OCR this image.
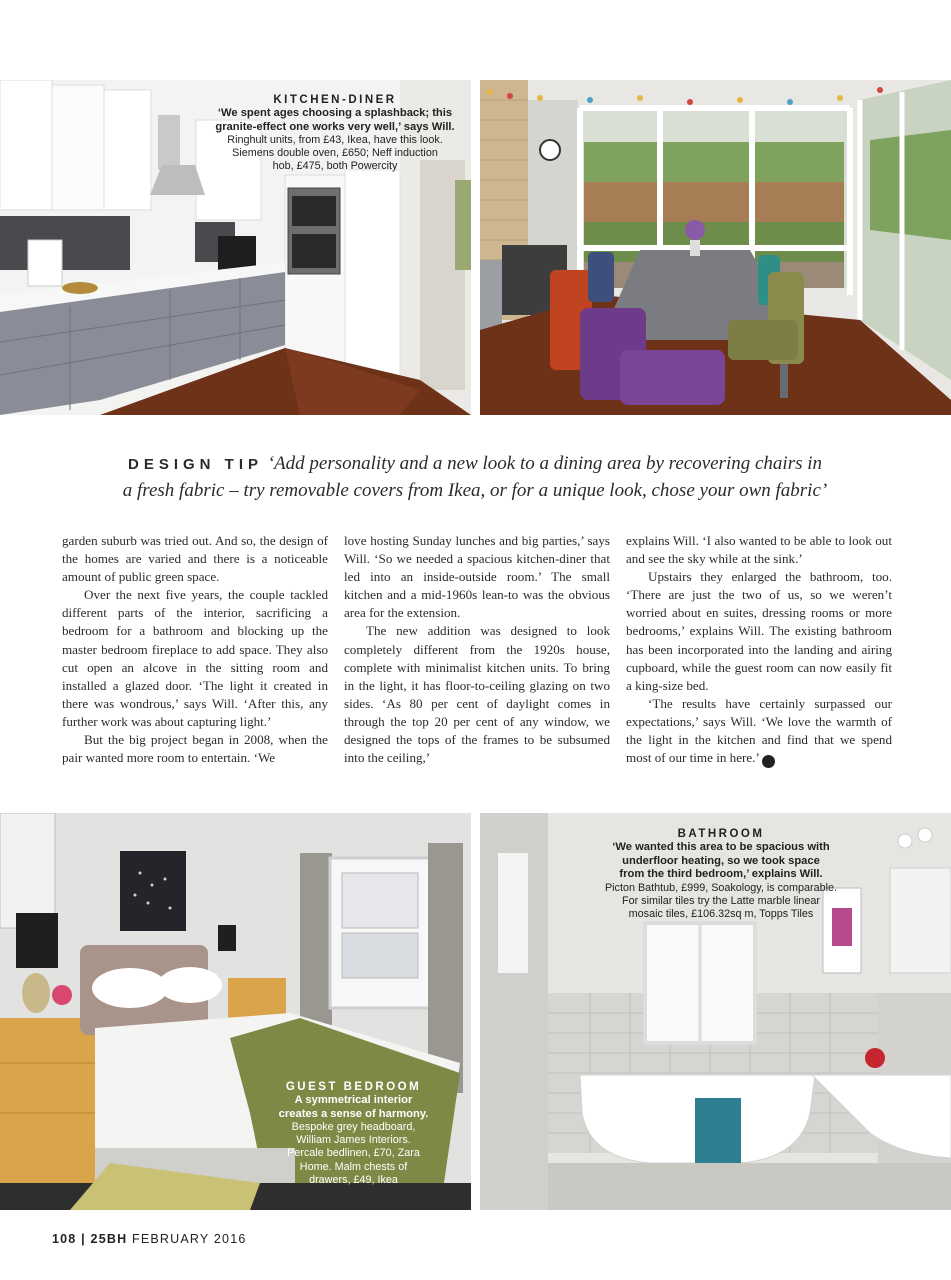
KITCHEN-DINER
‘We spent ages choosing a splashback; this
granite-effect one works very well,’ says Will.
Ringhult units, from £43, Ikea, have this look.
Siemens double oven, £650; Neff induction
hob, £475, both Powercity
DESIGN TIP ‘Add personality and a new look to a dining area by recovering chairs in
a fresh fabric – try removable covers from Ikea, or for a unique look, chose your own fabric’

garden suburb was tried out. And so, the design of the homes are varied and there is a noticeable amount of public green space.

Over the next five years, the couple tackled different parts of the interior, sacrificing a bedroom for a bathroom and blocking up the master bedroom fireplace to add space. They also cut open an alcove in the sitting room and installed a glazed door. ‘The light it created in there was wondrous,’ says Will. ‘After this, any further work was about capturing light.’

But the big project began in 2008, when the pair wanted more room to entertain. ‘We

love hosting Sunday lunches and big parties,’ says Will. ‘So we needed a spacious kitchen-diner that led into an inside-outside room.’ The small kitchen and a mid-1960s lean-to was the obvious area for the extension.

The new addition was designed to look completely different from the 1920s house, complete with minimalist kitchen units. To bring in the light, it has floor-to-ceiling glazing on two sides. ‘As 80 per cent of daylight comes in through the top 20 per cent of any window, we designed the tops of the frames to be subsumed into the ceiling,’

explains Will. ‘I also wanted to be able to look out and see the sky while at the sink.’

Upstairs they enlarged the bathroom, too. ‘There are just the two of us, so we weren’t worried about en suites, dressing rooms or more bedrooms,’ explains Will. The existing bathroom has been incorporated into the landing and airing cupboard, while the guest room can now easily fit a king-size bed.

‘The results have certainly surpassed our expectations,’ says Will. ‘We love the warmth of the light in the kitchen and find that we spend most of our time in here.’	25

GUEST BEDROOM
A symmetrical interior
creates a sense of harmony.
Bespoke grey headboard,
William James Interiors.
Percale bedlinen, £70, Zara
Home. Malm chests of
drawers, £49, Ikea
BATHROOM
‘We wanted this area to be spacious with
underfloor heating, so we took space
from the third bedroom,’ explains Will.
Picton Bathtub, £999, Soakology, is comparable.
For similar tiles try the Latte marble linear
mosaic tiles, £106.32sq m, Topps Tiles
108 | 25BH FEBRUARY 2016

EXERCISE:
Quote each entry above verbatim and drop the pictures.

RESULT FOR THIS TASK:
OCR this image.
KITCHEN-DINER
‘We spent ages choosing a splashback; this
granite-effect one works very well,’ says Will.
Ringhult units, from £43, Ikea, have this look.
Siemens double oven, £650; Neff induction
hob, £475, both Powercity
DESIGN TIP ‘Add personality and a new look to a dining area by recovering chairs in
a fresh fabric – try removable covers from Ikea, or for a unique look, chose your own fabric’

garden suburb was tried out. And so, the design of the homes are varied and there is a noticeable amount of public green space.

Over the next five years, the couple tackled different parts of the interior, sacrificing a bedroom for a bathroom and blocking up the master bedroom fireplace to add space. They also cut open an alcove in the sitting room and installed a glazed door. ‘The light it created in there was wondrous,’ says Will. ‘After this, any further work was about capturing light.’

But the big project began in 2008, when the pair wanted more room to entertain. ‘We

love hosting Sunday lunches and big parties,’ says Will. ‘So we needed a spacious kitchen-diner that led into an inside-outside room.’ The small kitchen and a mid-1960s lean-to was the obvious area for the extension.

The new addition was designed to look completely different from the 1920s house, complete with minimalist kitchen units. To bring in the light, it has floor-to-ceiling glazing on two sides. ‘As 80 per cent of daylight comes in through the top 20 per cent of any window, we designed the tops of the frames to be subsumed into the ceiling,’

explains Will. ‘I also wanted to be able to look out and see the sky while at the sink.’

Upstairs they enlarged the bathroom, too. ‘There are just the two of us, so we weren’t worried about en suites, dressing rooms or more bedrooms,’ explains Will. The existing bathroom has been incorporated into the landing and airing cupboard, while the guest room can now easily fit a king-size bed.

‘The results have certainly surpassed our expectations,’ says Will. ‘We love the warmth of the light in the kitchen and find that we spend most of our time in here.’	25

GUEST BEDROOM
A symmetrical interior
creates a sense of harmony.
Bespoke grey headboard,
William James Interiors.
Percale bedlinen, £70, Zara
Home. Malm chests of
drawers, £49, Ikea
BATHROOM
‘We wanted this area to be spacious with
underfloor heating, so we took space
from the third bedroom,’ explains Will.
Picton Bathtub, £999, Soakology, is comparable.
For similar tiles try the Latte marble linear
mosaic tiles, £106.32sq m, Topps Tiles
108 | 25BH FEBRUARY 2016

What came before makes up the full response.